**Task to carry out**
Sort through the entries below and pull out lines containing the word "JSON".
"""
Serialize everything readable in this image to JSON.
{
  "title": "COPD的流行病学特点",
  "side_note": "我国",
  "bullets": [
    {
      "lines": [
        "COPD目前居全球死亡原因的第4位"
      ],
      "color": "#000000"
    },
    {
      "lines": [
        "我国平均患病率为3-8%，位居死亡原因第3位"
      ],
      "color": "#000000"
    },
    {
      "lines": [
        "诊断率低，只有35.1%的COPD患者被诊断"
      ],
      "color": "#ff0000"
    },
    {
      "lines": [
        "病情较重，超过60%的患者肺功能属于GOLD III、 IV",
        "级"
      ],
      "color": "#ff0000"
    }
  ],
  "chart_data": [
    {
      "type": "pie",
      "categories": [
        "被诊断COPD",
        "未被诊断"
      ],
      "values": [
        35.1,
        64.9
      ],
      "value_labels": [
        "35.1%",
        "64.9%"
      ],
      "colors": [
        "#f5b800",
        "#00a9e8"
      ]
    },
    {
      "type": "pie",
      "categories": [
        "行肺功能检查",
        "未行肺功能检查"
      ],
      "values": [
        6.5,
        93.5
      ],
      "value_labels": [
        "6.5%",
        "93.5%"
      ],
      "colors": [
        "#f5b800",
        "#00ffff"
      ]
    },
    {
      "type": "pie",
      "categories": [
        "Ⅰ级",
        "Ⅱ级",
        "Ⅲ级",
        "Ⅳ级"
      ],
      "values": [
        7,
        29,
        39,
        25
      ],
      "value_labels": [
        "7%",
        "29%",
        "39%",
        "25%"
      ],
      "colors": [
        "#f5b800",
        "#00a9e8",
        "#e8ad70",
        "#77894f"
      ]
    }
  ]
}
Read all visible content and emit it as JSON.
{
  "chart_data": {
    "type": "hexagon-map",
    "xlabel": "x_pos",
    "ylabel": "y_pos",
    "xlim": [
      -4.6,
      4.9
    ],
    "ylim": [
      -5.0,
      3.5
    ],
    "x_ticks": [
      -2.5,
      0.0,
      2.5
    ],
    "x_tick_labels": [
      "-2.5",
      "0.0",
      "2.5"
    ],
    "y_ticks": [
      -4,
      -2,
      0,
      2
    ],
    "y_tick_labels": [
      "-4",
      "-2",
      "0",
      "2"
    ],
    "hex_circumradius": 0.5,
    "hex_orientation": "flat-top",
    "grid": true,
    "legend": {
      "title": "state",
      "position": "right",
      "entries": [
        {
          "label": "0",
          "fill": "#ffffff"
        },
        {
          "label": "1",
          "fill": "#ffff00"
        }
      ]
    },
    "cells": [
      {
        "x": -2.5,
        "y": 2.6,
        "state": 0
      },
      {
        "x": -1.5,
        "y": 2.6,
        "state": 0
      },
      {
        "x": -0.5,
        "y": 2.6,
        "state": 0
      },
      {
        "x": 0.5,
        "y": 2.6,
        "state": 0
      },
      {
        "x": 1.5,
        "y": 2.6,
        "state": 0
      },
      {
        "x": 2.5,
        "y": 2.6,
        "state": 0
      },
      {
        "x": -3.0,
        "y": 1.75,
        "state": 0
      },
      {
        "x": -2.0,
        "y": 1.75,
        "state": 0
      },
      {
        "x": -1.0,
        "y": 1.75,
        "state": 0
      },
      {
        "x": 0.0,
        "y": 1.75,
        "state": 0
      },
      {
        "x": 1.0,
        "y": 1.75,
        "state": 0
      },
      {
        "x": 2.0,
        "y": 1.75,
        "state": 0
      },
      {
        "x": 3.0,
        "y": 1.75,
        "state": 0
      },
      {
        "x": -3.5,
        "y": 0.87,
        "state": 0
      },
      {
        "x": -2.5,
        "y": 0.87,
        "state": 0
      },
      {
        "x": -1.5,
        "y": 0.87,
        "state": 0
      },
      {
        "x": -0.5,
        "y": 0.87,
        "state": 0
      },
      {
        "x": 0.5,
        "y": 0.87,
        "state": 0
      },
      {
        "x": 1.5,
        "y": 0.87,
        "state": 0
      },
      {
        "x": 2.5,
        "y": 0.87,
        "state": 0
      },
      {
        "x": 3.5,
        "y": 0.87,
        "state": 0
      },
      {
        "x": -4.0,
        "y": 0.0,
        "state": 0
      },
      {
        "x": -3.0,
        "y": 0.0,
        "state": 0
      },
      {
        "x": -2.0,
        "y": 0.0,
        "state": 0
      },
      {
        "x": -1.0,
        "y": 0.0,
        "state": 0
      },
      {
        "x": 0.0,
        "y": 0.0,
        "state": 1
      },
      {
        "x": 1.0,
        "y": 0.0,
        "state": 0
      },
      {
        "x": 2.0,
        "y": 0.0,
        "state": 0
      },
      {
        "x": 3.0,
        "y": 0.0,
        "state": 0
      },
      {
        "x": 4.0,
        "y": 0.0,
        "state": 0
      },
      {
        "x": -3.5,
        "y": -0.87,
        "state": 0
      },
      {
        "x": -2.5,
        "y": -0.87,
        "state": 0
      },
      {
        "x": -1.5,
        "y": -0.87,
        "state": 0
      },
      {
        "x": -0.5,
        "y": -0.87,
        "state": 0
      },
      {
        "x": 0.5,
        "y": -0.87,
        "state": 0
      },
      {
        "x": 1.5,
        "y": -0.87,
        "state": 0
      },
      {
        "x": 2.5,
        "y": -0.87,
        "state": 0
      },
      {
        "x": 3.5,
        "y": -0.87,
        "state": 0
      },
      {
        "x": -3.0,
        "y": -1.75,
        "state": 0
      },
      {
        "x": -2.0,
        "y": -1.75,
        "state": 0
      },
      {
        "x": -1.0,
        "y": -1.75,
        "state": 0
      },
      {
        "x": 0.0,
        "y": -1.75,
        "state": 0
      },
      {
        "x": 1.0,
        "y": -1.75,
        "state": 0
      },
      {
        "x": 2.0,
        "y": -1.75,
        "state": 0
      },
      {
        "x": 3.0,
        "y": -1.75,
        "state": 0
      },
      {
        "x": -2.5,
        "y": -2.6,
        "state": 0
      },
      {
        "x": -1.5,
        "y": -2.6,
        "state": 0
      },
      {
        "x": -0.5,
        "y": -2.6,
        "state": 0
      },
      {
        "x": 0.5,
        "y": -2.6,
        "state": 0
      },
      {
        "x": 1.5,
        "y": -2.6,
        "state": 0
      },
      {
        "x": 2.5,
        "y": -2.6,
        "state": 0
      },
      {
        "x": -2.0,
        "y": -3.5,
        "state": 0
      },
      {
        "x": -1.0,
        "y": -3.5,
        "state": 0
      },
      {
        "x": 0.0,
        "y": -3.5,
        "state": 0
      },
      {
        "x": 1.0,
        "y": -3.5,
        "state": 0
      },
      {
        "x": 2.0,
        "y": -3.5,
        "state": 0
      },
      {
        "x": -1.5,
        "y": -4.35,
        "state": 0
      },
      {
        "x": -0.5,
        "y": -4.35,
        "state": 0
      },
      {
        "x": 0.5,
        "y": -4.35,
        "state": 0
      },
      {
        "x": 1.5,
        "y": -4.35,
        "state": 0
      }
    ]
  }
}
"""
**Exercise output**
Serialize everything readable in this image to JSON.
Read all visible content and emit it as JSON.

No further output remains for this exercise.